START SOURCE MATERIAL

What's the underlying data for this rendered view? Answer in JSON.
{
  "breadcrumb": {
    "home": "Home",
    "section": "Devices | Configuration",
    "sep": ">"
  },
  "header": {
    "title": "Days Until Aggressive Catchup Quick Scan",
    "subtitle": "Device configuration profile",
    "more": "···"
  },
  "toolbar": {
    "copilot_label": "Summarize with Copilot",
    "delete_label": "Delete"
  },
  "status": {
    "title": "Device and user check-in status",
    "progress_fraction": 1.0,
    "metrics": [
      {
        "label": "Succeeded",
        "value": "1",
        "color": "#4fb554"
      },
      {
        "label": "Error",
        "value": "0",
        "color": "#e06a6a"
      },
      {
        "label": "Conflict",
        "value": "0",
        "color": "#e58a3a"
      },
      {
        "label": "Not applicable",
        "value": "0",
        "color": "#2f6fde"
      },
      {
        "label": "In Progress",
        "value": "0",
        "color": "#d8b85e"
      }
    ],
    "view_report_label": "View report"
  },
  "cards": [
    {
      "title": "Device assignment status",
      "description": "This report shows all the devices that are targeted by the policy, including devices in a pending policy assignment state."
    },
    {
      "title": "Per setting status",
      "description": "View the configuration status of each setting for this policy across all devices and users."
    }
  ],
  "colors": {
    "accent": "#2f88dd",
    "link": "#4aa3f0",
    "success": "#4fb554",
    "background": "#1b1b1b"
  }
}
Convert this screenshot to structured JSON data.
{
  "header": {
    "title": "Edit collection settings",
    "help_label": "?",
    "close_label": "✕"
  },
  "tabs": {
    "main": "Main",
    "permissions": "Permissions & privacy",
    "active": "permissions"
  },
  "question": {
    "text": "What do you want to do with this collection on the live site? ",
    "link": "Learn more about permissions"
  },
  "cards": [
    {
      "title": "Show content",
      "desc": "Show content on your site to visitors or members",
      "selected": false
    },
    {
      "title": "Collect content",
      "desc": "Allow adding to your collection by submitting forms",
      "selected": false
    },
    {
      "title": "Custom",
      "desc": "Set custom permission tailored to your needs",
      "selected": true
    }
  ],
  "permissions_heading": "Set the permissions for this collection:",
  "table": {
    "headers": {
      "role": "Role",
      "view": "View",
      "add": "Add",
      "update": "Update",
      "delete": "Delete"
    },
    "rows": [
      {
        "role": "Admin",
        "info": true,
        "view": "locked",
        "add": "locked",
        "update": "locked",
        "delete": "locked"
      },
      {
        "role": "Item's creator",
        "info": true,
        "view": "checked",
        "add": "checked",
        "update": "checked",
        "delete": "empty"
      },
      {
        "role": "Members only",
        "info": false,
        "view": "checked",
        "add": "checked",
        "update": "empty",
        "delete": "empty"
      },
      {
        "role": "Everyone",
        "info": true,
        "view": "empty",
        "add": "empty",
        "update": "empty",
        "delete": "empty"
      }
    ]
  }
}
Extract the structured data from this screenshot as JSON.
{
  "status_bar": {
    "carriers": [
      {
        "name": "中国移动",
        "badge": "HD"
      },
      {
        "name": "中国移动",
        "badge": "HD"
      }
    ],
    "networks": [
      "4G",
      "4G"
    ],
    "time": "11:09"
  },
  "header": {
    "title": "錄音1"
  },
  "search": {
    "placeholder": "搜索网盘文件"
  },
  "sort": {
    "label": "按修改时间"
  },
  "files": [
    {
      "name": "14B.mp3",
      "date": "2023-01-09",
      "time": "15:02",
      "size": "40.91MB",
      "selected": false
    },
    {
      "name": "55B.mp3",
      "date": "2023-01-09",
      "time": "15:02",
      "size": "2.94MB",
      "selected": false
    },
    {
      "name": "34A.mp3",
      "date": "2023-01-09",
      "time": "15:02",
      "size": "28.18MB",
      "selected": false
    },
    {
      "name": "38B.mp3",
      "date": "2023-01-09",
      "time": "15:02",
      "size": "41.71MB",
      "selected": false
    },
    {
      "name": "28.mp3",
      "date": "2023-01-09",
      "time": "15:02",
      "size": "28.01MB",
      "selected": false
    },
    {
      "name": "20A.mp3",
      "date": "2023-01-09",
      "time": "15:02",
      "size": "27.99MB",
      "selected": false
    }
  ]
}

END SOURCE MATERIAL

_YOUR OBJECTIVE_
Restate all of the entries exactly, please.

_SOLUTION FOR THIS TASK_
What's the underlying data for this rendered view? Answer in JSON.
{
  "breadcrumb": {
    "home": "Home",
    "section": "Devices | Configuration",
    "sep": ">"
  },
  "header": {
    "title": "Days Until Aggressive Catchup Quick Scan",
    "subtitle": "Device configuration profile",
    "more": "···"
  },
  "toolbar": {
    "copilot_label": "Summarize with Copilot",
    "delete_label": "Delete"
  },
  "status": {
    "title": "Device and user check-in status",
    "progress_fraction": 1.0,
    "metrics": [
      {
        "label": "Succeeded",
        "value": "1",
        "color": "#4fb554"
      },
      {
        "label": "Error",
        "value": "0",
        "color": "#e06a6a"
      },
      {
        "label": "Conflict",
        "value": "0",
        "color": "#e58a3a"
      },
      {
        "label": "Not applicable",
        "value": "0",
        "color": "#2f6fde"
      },
      {
        "label": "In Progress",
        "value": "0",
        "color": "#d8b85e"
      }
    ],
    "view_report_label": "View report"
  },
  "cards": [
    {
      "title": "Device assignment status",
      "description": "This report shows all the devices that are targeted by the policy, including devices in a pending policy assignment state."
    },
    {
      "title": "Per setting status",
      "description": "View the configuration status of each setting for this policy across all devices and users."
    }
  ],
  "colors": {
    "accent": "#2f88dd",
    "link": "#4aa3f0",
    "success": "#4fb554",
    "background": "#1b1b1b"
  }
}
Convert this screenshot to structured JSON data.
{
  "header": {
    "title": "Edit collection settings",
    "help_label": "?",
    "close_label": "✕"
  },
  "tabs": {
    "main": "Main",
    "permissions": "Permissions & privacy",
    "active": "permissions"
  },
  "question": {
    "text": "What do you want to do with this collection on the live site? ",
    "link": "Learn more about permissions"
  },
  "cards": [
    {
      "title": "Show content",
      "desc": "Show content on your site to visitors or members",
      "selected": false
    },
    {
      "title": "Collect content",
      "desc": "Allow adding to your collection by submitting forms",
      "selected": false
    },
    {
      "title": "Custom",
      "desc": "Set custom permission tailored to your needs",
      "selected": true
    }
  ],
  "permissions_heading": "Set the permissions for this collection:",
  "table": {
    "headers": {
      "role": "Role",
      "view": "View",
      "add": "Add",
      "update": "Update",
      "delete": "Delete"
    },
    "rows": [
      {
        "role": "Admin",
        "info": true,
        "view": "locked",
        "add": "locked",
        "update": "locked",
        "delete": "locked"
      },
      {
        "role": "Item's creator",
        "info": true,
        "view": "checked",
        "add": "checked",
        "update": "checked",
        "delete": "empty"
      },
      {
        "role": "Members only",
        "info": false,
        "view": "checked",
        "add": "checked",
        "update": "empty",
        "delete": "empty"
      },
      {
        "role": "Everyone",
        "info": true,
        "view": "empty",
        "add": "empty",
        "update": "empty",
        "delete": "empty"
      }
    ]
  }
}
Extract the structured data from this screenshot as JSON.
{
  "status_bar": {
    "carriers": [
      {
        "name": "中国移动",
        "badge": "HD"
      },
      {
        "name": "中国移动",
        "badge": "HD"
      }
    ],
    "networks": [
      "4G",
      "4G"
    ],
    "time": "11:09"
  },
  "header": {
    "title": "錄音1"
  },
  "search": {
    "placeholder": "搜索网盘文件"
  },
  "sort": {
    "label": "按修改时间"
  },
  "files": [
    {
      "name": "14B.mp3",
      "date": "2023-01-09",
      "time": "15:02",
      "size": "40.91MB",
      "selected": false
    },
    {
      "name": "55B.mp3",
      "date": "2023-01-09",
      "time": "15:02",
      "size": "2.94MB",
      "selected": false
    },
    {
      "name": "34A.mp3",
      "date": "2023-01-09",
      "time": "15:02",
      "size": "28.18MB",
      "selected": false
    },
    {
      "name": "38B.mp3",
      "date": "2023-01-09",
      "time": "15:02",
      "size": "41.71MB",
      "selected": false
    },
    {
      "name": "28.mp3",
      "date": "2023-01-09",
      "time": "15:02",
      "size": "28.01MB",
      "selected": false
    },
    {
      "name": "20A.mp3",
      "date": "2023-01-09",
      "time": "15:02",
      "size": "27.99MB",
      "selected": false
    }
  ]
}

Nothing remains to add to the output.